Growing Your Business: Picking the right investment partner is a courtship

Venture investors think and talk a lot about the characteristics of entrepreneurs they look to back. We look at their backgrounds and psychological makeup — What functional roles have they had (general manager, vice president of marketing, chief technology officer)? What size company have they worked with (large corporate, mid-size, start-up)? Has the team worked in a sector that aligns with the current venture? Is the team complete? Are the individuals self-aware? Motivated? Psychologically stable? The team, it is said, matters most — bet on the jockey (the CEO), not the horse (product/market opportunity).

We do a lot of homework to understand our entrepreneurs. Countless hours spent in meetings, asking questions, listening to answers — what you say, what you don’t say and how you say what you do or don’t say. We talk to people who have worked for you and for whom you’ve worked. We ask them about your strengths and weaknesses, looking both to confirm your greatness and to uncover the part of your story you’re not telling us (it’s not that we think you’re a crook, just that we know that so long as you are in selling mode in an effort to convince us to fund you, we’re not likely to get the full story). Since everyone’s got some skeletons (negative traits, behaviors or stories), it’s incumbent upon us to be private investigators, going beyond the work you’ve done and getting under who you are as a person and what you’ll be like to work with, in good times and in bad.

Countless are the Dr. Jekylls who turn into Mr. Hyde — something we often discover only after we’ve invested. (By the way, it’s not that we expect you to be perfect — we know you’re imperfect. We just want to know how your dysfunction will manifest itself when plans are missed, cash is tight and the market isn’t beating a path to your door the way you’d planned.)

# SUPPLIED RECORDS

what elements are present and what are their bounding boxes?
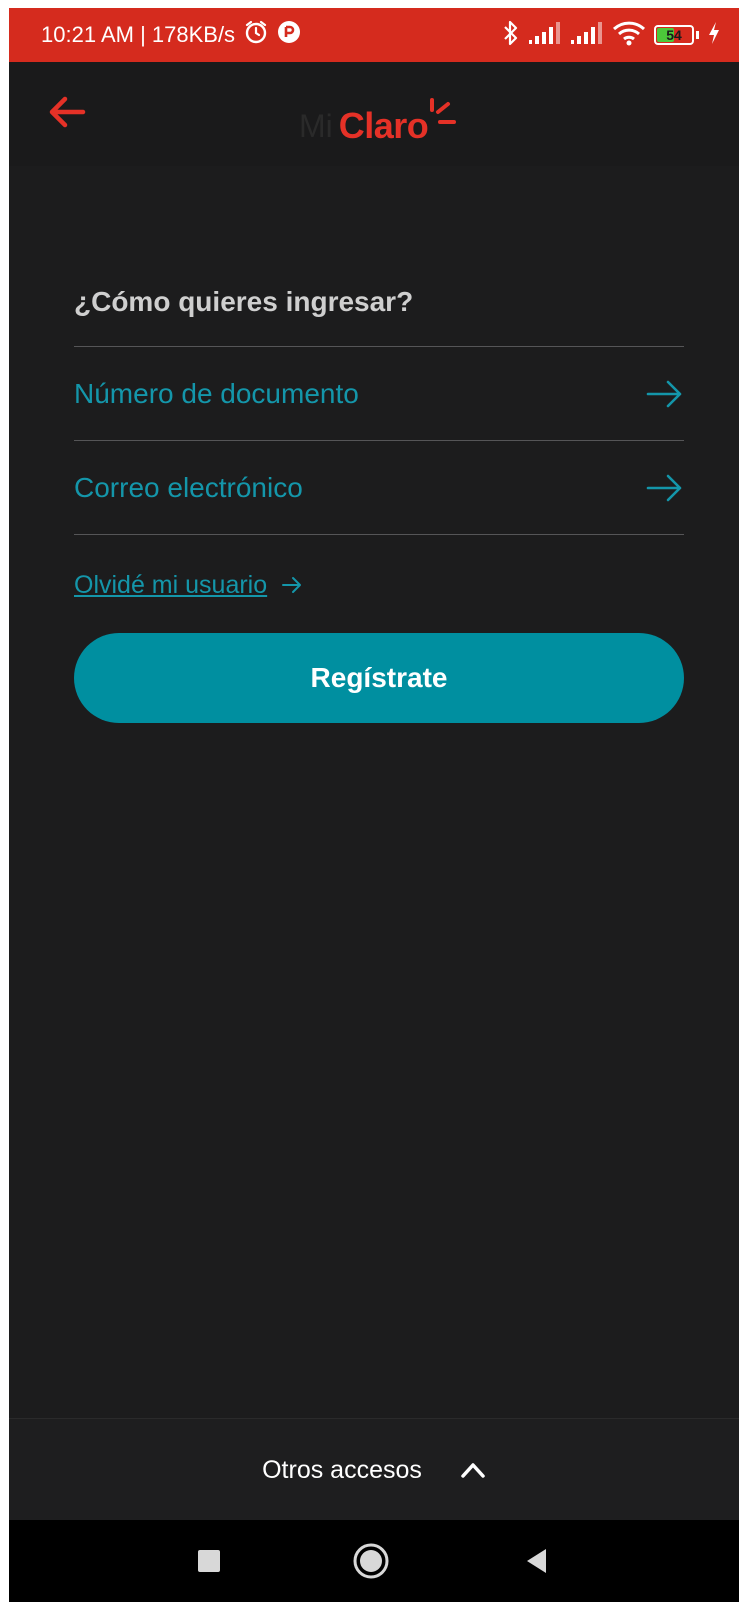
option-label: Correo electrónico bbox=[74, 471, 303, 503]
logo-prefix: Mi bbox=[299, 108, 333, 144]
option-document-number[interactable]: Número de documento bbox=[74, 347, 684, 440]
battery-level: 54 bbox=[666, 27, 682, 43]
back-nav-button[interactable] bbox=[497, 1520, 577, 1602]
page-title: ¿Cómo quieres ingresar? bbox=[74, 286, 414, 317]
arrow-right-icon bbox=[282, 577, 302, 593]
logo-text: Claro bbox=[338, 105, 429, 146]
status-right: 54 bbox=[502, 8, 721, 62]
system-nav-bar bbox=[9, 1520, 739, 1602]
logo-rays-icon bbox=[430, 98, 457, 124]
recent-apps-icon bbox=[198, 1550, 220, 1572]
option-label: Número de documento bbox=[74, 377, 359, 409]
option-email[interactable]: Correo electrónico bbox=[74, 441, 684, 534]
chevron-up-icon bbox=[461, 1463, 485, 1478]
home-button[interactable] bbox=[331, 1520, 411, 1602]
home-icon bbox=[353, 1543, 389, 1579]
register-button[interactable]: Regístrate bbox=[74, 633, 684, 723]
battery-cap bbox=[696, 31, 699, 39]
status-bar: 10:21 AM | 178KB/s 54 bbox=[9, 8, 739, 62]
bluetooth-icon bbox=[502, 19, 520, 52]
forgot-user-label: Olvidé mi usuario bbox=[74, 570, 268, 599]
arrow-right-icon bbox=[646, 380, 682, 407]
forgot-user-link[interactable]: Olvidé mi usuario bbox=[74, 565, 684, 605]
charging-icon bbox=[707, 21, 721, 50]
divider bbox=[74, 534, 684, 535]
arrow-left-icon bbox=[49, 96, 86, 128]
back-button[interactable] bbox=[45, 90, 89, 134]
alarm-icon bbox=[243, 19, 269, 51]
status-left: 10:21 AM | 178KB/s bbox=[41, 8, 301, 62]
app-header: Mi Claro bbox=[9, 62, 739, 166]
signal-icon bbox=[528, 21, 562, 50]
arrow-right-icon bbox=[646, 474, 682, 501]
wifi-icon bbox=[612, 20, 646, 51]
other-access-toggle[interactable]: Otros accesos bbox=[9, 1418, 739, 1521]
recent-apps-button[interactable] bbox=[169, 1520, 249, 1602]
battery-icon: 54 bbox=[654, 25, 694, 45]
mi-claro-logo: Mi Claro bbox=[299, 86, 457, 146]
status-time-speed: 10:21 AM | 178KB/s bbox=[41, 22, 236, 47]
signal-icon bbox=[570, 21, 604, 50]
app-screen: 10:21 AM | 178KB/s 54 Mi Claro ¿Cómo qui… bbox=[9, 8, 739, 1602]
back-triangle-icon bbox=[527, 1549, 546, 1573]
login-options: ¿Cómo quieres ingresar? Número de docume… bbox=[74, 278, 684, 723]
app-notification-icon bbox=[277, 20, 301, 50]
other-access-label: Otros accesos bbox=[262, 1455, 422, 1484]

# SHORT TASK A
List the functional roles that the text on picking an investment partner gives as examples of positions an entrepreneur may have held.
# SHORT TASK B
Show every line of the entries that contains the word "electrónico", with case counting.

# WRITTEN ANSWER A
general manager, vice president of marketing, chief technology officer

# WRITTEN ANSWER B
option-label: Correo electrónico bbox=[74, 471, 303, 503]
option-email[interactable]: Correo electrónico bbox=[74, 441, 684, 534]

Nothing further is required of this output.